§ **Available data**:

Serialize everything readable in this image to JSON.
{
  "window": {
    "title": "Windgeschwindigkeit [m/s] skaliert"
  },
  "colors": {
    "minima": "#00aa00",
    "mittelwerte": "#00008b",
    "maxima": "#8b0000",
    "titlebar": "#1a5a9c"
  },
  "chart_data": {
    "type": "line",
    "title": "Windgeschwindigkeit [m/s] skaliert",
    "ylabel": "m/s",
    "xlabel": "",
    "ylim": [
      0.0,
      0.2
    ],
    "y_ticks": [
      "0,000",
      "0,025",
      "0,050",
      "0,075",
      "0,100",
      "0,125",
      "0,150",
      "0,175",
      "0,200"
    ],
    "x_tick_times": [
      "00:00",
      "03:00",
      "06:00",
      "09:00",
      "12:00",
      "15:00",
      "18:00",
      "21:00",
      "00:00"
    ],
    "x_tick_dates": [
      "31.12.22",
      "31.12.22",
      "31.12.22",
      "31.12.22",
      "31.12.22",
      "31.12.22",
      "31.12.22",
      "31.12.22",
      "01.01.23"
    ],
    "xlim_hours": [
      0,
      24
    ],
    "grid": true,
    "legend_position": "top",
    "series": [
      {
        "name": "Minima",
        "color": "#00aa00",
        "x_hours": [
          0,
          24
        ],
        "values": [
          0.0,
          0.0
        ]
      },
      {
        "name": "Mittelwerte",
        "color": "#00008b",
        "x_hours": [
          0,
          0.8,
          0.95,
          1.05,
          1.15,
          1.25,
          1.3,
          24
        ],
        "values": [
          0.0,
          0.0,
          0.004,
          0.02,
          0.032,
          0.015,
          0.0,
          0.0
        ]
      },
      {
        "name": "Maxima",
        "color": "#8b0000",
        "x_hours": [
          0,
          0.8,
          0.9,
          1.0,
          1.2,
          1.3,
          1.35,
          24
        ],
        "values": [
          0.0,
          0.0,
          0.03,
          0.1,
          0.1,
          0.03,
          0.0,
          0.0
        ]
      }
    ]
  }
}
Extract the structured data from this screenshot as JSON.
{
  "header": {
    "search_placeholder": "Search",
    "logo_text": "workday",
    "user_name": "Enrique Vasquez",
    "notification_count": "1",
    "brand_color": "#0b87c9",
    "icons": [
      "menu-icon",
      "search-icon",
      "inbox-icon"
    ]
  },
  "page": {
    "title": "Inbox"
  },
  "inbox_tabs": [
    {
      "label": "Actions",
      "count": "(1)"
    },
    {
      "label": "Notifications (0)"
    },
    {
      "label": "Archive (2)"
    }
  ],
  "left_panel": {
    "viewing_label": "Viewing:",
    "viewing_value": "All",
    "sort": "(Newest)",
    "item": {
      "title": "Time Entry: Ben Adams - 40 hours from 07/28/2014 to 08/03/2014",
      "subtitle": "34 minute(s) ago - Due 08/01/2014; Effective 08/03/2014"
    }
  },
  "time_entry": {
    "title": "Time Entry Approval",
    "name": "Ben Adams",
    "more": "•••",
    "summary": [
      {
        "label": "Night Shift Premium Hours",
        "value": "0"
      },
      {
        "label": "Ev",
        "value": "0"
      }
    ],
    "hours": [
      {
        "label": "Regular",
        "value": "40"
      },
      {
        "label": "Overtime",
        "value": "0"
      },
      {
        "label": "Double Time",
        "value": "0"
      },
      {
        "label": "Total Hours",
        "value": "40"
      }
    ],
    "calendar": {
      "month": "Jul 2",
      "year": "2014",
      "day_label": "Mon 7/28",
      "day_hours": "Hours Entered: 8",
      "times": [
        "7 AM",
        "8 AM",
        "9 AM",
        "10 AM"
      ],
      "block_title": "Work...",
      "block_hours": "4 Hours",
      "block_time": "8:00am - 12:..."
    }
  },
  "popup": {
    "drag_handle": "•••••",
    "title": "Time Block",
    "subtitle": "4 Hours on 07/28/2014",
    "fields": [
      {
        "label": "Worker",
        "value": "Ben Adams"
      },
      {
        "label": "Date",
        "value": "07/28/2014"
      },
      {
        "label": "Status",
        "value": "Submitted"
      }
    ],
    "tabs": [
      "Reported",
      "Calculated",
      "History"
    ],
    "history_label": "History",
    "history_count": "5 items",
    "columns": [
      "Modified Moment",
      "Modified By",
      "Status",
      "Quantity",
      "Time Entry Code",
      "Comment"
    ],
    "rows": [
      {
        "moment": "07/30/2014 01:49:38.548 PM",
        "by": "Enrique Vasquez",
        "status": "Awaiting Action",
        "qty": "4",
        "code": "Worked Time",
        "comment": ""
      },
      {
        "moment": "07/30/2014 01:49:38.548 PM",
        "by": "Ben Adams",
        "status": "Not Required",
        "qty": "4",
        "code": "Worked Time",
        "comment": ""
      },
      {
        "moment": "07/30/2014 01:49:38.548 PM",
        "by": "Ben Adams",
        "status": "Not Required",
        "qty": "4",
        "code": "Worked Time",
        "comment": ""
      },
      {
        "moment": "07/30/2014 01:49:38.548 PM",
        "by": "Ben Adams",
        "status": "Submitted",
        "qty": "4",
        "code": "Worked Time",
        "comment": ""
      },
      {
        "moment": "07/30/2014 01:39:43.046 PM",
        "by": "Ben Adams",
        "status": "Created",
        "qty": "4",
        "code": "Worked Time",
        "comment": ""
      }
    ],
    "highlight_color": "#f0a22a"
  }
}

§ **Given exercise**: Show every line in the records above that contains the word "JSON".

§ **Solution to this exercise**:
Serialize everything readable in this image to JSON.
Extract the structured data from this screenshot as JSON.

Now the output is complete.